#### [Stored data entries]
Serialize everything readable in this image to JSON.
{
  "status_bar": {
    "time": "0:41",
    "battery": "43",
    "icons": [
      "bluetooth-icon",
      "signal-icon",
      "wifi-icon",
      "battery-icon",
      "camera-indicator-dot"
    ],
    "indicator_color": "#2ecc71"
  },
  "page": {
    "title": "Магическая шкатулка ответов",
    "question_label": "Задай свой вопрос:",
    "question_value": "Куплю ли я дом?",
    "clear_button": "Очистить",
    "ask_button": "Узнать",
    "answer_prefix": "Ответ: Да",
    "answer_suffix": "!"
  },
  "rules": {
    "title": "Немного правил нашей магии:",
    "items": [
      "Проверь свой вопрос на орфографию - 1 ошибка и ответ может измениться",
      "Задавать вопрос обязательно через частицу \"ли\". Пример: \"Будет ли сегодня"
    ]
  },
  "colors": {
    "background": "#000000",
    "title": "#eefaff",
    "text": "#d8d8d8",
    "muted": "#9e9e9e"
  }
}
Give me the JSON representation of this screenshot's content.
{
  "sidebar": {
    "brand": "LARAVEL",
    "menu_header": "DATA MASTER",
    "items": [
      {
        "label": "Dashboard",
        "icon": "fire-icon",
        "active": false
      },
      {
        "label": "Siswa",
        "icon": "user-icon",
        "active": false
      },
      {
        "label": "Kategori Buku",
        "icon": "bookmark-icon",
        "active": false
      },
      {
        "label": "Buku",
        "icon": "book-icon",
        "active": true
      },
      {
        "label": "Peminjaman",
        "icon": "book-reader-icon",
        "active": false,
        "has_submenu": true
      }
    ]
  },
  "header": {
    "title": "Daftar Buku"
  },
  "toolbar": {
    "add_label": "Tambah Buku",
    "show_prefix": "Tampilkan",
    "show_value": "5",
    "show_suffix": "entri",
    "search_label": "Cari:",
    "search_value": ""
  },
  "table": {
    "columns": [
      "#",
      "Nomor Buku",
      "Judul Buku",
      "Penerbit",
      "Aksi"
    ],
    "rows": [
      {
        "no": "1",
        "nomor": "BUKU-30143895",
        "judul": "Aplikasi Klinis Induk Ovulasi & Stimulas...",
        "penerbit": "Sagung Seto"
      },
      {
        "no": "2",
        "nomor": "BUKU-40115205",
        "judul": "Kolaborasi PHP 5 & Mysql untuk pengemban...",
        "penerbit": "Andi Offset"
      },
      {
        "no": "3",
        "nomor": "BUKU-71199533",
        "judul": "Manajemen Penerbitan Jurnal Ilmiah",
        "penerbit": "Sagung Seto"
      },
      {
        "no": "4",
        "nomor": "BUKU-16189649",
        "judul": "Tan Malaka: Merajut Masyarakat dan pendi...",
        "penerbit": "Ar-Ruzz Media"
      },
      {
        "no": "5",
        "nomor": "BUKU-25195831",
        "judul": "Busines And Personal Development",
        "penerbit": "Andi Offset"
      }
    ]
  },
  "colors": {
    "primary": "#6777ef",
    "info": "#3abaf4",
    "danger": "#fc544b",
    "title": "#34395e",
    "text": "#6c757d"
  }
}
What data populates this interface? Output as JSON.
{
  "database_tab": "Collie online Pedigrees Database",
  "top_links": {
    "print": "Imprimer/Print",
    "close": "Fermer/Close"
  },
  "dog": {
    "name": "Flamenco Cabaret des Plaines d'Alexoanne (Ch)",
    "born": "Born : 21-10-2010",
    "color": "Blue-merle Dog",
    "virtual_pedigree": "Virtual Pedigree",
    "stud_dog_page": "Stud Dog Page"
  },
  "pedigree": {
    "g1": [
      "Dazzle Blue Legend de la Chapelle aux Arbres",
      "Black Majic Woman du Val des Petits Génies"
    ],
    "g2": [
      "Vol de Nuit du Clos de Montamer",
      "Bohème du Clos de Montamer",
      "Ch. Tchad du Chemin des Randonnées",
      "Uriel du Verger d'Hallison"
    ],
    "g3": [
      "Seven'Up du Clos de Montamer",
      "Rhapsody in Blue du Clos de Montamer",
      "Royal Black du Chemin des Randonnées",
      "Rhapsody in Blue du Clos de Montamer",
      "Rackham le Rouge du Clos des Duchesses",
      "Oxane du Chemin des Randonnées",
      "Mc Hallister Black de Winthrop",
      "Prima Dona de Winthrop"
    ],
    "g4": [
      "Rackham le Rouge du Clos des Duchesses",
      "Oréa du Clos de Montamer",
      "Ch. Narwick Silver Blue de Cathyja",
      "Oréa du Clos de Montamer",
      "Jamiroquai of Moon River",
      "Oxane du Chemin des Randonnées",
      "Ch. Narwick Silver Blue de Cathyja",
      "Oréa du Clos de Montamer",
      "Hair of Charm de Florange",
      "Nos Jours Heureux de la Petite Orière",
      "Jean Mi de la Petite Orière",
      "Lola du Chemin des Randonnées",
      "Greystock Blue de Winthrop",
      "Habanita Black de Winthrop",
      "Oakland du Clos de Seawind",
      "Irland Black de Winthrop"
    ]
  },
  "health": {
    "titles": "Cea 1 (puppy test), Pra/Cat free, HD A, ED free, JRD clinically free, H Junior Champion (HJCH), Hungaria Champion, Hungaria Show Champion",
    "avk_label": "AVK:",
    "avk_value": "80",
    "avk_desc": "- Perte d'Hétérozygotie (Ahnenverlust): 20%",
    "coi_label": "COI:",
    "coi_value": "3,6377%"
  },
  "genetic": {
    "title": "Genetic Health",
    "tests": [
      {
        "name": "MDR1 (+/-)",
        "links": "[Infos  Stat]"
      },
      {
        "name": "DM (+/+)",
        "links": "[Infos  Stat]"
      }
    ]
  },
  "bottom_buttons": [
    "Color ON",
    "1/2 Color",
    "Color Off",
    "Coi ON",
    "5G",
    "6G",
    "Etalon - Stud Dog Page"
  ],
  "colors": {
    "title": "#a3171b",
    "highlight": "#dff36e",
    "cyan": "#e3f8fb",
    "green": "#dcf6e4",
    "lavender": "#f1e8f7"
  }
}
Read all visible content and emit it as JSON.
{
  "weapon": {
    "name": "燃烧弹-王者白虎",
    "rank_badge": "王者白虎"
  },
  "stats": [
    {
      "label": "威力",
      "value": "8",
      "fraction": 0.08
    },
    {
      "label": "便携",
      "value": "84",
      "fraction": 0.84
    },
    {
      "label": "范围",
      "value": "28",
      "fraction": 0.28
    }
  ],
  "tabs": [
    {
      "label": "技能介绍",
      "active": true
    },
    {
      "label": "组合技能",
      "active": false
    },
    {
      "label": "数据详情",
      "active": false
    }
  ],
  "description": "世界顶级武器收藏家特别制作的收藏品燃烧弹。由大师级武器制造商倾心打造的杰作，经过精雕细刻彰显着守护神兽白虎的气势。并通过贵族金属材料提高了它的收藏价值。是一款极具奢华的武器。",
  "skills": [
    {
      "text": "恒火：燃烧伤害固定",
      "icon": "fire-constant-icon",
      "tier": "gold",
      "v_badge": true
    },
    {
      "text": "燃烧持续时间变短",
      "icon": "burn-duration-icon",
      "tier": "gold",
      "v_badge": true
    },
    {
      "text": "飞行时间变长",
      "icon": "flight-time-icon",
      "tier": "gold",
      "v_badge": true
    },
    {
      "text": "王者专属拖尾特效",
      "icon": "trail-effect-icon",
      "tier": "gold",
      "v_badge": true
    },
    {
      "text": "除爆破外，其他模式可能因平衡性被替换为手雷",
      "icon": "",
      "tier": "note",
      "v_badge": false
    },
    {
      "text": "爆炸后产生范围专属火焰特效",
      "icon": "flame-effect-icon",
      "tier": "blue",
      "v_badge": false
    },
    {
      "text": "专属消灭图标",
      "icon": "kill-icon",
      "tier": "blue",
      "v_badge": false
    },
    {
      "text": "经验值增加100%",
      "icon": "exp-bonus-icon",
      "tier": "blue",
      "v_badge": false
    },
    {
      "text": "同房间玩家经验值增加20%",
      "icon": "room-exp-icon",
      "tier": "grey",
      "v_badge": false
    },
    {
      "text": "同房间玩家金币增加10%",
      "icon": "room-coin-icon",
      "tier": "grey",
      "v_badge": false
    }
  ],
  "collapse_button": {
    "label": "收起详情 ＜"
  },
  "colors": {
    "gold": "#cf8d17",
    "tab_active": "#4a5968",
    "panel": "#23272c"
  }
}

#### [EXERCISE]
Your answer should be one number: how many lines of the listing include the word "Chemin".

#### [EXPECTED ANSWER]
5